- What is being asked
Find the lines holding the word "this" and collect them.

- Information given
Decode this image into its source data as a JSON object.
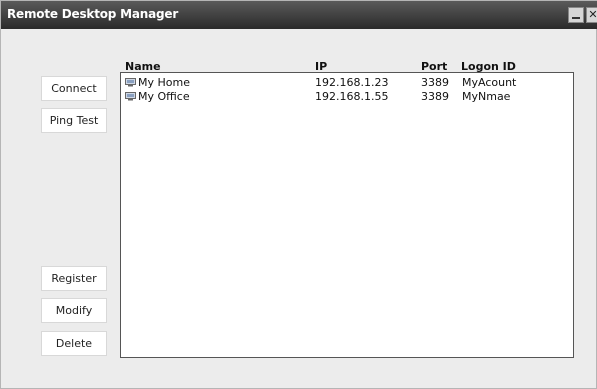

* * *

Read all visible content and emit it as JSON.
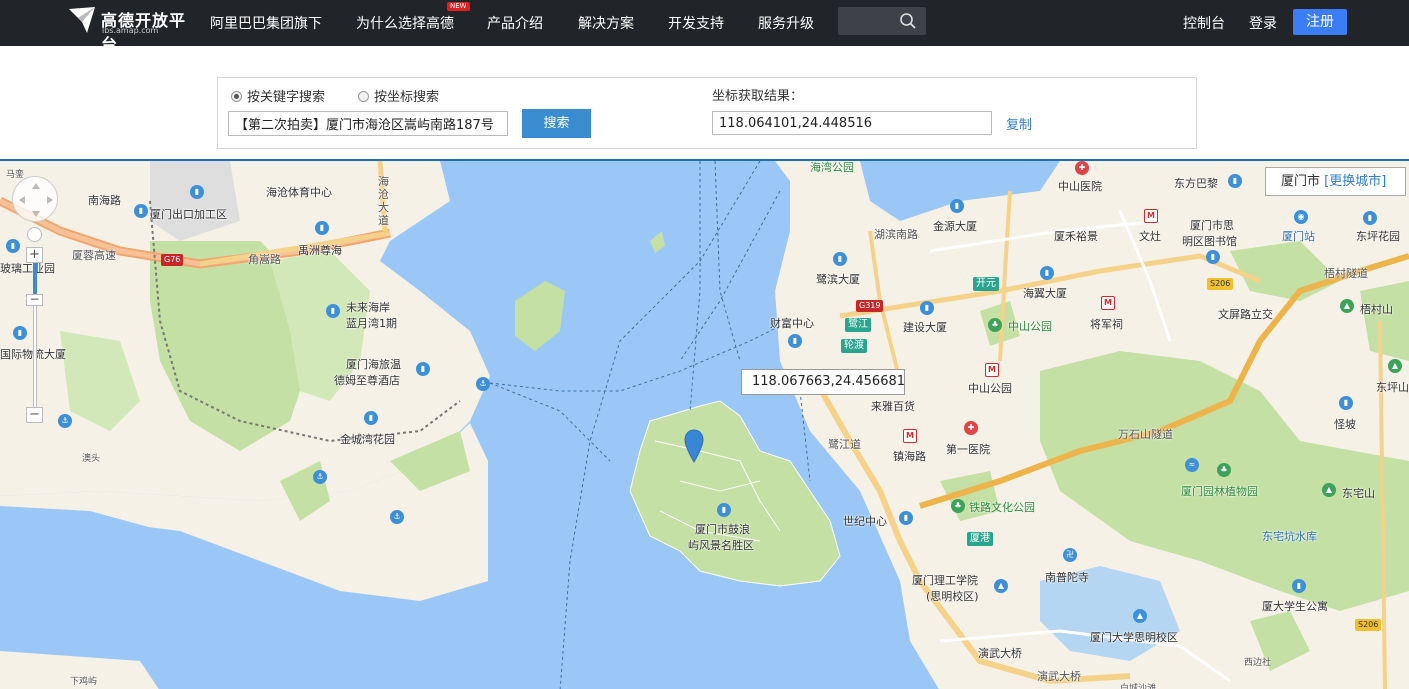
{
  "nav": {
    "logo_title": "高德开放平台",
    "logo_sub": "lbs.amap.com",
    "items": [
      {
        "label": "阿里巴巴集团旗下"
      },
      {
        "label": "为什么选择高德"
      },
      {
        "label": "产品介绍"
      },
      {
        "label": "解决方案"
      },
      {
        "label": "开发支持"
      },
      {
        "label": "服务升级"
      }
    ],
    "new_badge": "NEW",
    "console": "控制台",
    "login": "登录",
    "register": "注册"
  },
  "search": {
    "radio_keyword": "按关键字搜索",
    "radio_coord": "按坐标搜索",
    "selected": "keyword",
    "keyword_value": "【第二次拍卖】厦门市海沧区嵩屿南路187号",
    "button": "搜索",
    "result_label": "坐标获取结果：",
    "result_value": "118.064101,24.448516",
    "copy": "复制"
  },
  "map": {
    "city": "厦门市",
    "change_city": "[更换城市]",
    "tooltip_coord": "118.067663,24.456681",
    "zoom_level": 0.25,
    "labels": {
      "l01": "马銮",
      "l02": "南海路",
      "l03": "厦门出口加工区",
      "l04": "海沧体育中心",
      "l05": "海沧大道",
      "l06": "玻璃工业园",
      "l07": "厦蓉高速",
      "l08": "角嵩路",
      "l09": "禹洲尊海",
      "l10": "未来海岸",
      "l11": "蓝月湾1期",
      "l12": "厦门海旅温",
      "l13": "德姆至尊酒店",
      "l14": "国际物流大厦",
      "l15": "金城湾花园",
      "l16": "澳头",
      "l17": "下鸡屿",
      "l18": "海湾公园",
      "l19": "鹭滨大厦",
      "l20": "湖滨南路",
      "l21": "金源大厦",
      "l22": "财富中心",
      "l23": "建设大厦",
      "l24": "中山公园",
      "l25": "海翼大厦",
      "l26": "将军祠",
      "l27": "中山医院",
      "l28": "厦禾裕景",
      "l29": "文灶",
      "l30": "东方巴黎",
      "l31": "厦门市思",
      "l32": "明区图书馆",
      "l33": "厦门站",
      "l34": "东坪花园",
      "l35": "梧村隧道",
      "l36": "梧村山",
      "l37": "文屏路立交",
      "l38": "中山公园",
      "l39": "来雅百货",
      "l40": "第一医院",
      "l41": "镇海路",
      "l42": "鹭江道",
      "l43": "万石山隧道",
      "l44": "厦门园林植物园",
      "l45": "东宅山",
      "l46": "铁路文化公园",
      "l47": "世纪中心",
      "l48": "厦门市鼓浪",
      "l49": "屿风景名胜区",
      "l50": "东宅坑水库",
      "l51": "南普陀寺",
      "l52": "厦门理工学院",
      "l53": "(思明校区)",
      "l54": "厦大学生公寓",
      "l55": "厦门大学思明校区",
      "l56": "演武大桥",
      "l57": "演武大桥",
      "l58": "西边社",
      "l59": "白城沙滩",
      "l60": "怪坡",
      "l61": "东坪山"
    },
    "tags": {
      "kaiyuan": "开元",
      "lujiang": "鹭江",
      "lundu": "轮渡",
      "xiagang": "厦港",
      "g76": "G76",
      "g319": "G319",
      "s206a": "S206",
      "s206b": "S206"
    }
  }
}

--

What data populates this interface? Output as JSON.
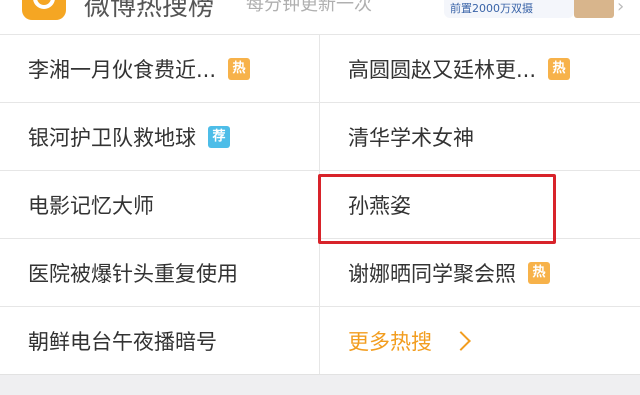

- Complete answer
Decode this image into its source data as a JSON object.
What data populates this interface? Output as JSON.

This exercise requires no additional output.